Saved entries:
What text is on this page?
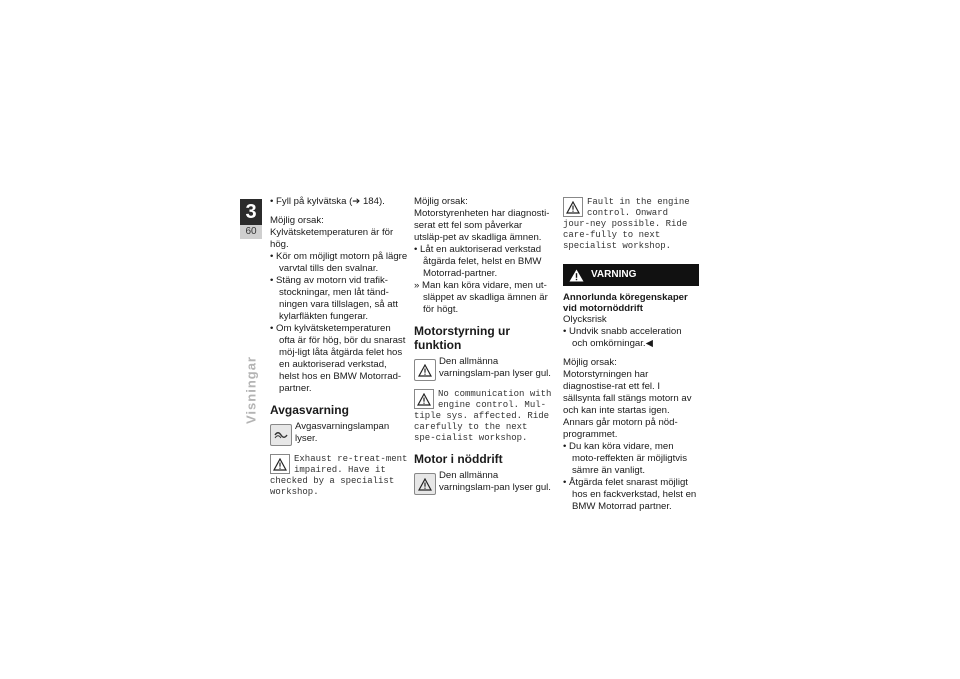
3
60
Visningar

• Fyll på kylvätska (➔ 184).

Möjlig orsak:

Kylvätsketemperaturen är för hög.

• Kör om möjligt motorn på lägre varvtal tills den svalnar.

• Stäng av motorn vid trafik-stockningar, men låt tänd-ningen vara tillslagen, så att kylarfläkten fungerar.

• Om kylvätsketemperaturen ofta är för hög, bör du snarast möj-ligt låta åtgärda felet hos en auktoriserad verkstad, helst hos en BMW Motorrad-partner.

Avgasvarning
Avgasvarningslampan lyser.
Exhaust re-treat-ment impaired. Have it checked by a specialist workshop.

Möjlig orsak:

Motorstyrenheten har diagnosti-serat ett fel som påverkar utsläp-pet av skadliga ämnen.

• Låt en auktoriserad verkstad åtgärda felet, helst en BMW Motorrad-partner.

» Man kan köra vidare, men ut-släppet av skadliga ämnen är för högt.

Motorstyrning ur funktion
Den allmänna varningslam-pan lyser gul.
No communication with engine control. Mul-tiple sys. affected. Ride carefully to the next spe-cialist workshop.
Motor i nöddrift
Den allmänna varningslam-pan lyser gul.
Fault in the engine control. Onward jour-ney possible. Ride care-fully to next specialist workshop.
VARNING

Annorlunda köregenskaper vid motornöddrift

Olycksrisk

• Undvik snabb acceleration och omkörningar.◀

Möjlig orsak:

Motorstyrningen har diagnostise-rat ett fel. I sällsynta fall stängs motorn av och kan inte startas igen. Annars går motorn på nöd-programmet.

• Du kan köra vidare, men moto-reffekten är möjligtvis sämre än vanligt.

• Åtgärda felet snarast möjligt hos en fackverkstad, helst en BMW Motorrad partner.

▶ **REQUIREMENT**:
Without the pictures, return the entries exactly as they appear.

▶ **THE COMPLETED TASK**:
What text is on this page?
3
60
Visningar

• Fyll på kylvätska (➔ 184).

Möjlig orsak:

Kylvätsketemperaturen är för hög.

• Kör om möjligt motorn på lägre varvtal tills den svalnar.

• Stäng av motorn vid trafik-stockningar, men låt tänd-ningen vara tillslagen, så att kylarfläkten fungerar.

• Om kylvätsketemperaturen ofta är för hög, bör du snarast möj-ligt låta åtgärda felet hos en auktoriserad verkstad, helst hos en BMW Motorrad-partner.

Avgasvarning
Avgasvarningslampan lyser.
Exhaust re-treat-ment impaired. Have it checked by a specialist workshop.

Möjlig orsak:

Motorstyrenheten har diagnosti-serat ett fel som påverkar utsläp-pet av skadliga ämnen.

• Låt en auktoriserad verkstad åtgärda felet, helst en BMW Motorrad-partner.

» Man kan köra vidare, men ut-släppet av skadliga ämnen är för högt.

Motorstyrning ur funktion
Den allmänna varningslam-pan lyser gul.
No communication with engine control. Mul-tiple sys. affected. Ride carefully to the next spe-cialist workshop.
Motor i nöddrift
Den allmänna varningslam-pan lyser gul.
Fault in the engine control. Onward jour-ney possible. Ride care-fully to next specialist workshop.
VARNING

Annorlunda köregenskaper vid motornöddrift

Olycksrisk

• Undvik snabb acceleration och omkörningar.◀

Möjlig orsak:

Motorstyrningen har diagnostise-rat ett fel. I sällsynta fall stängs motorn av och kan inte startas igen. Annars går motorn på nöd-programmet.

• Du kan köra vidare, men moto-reffekten är möjligtvis sämre än vanligt.

• Åtgärda felet snarast möjligt hos en fackverkstad, helst en BMW Motorrad partner.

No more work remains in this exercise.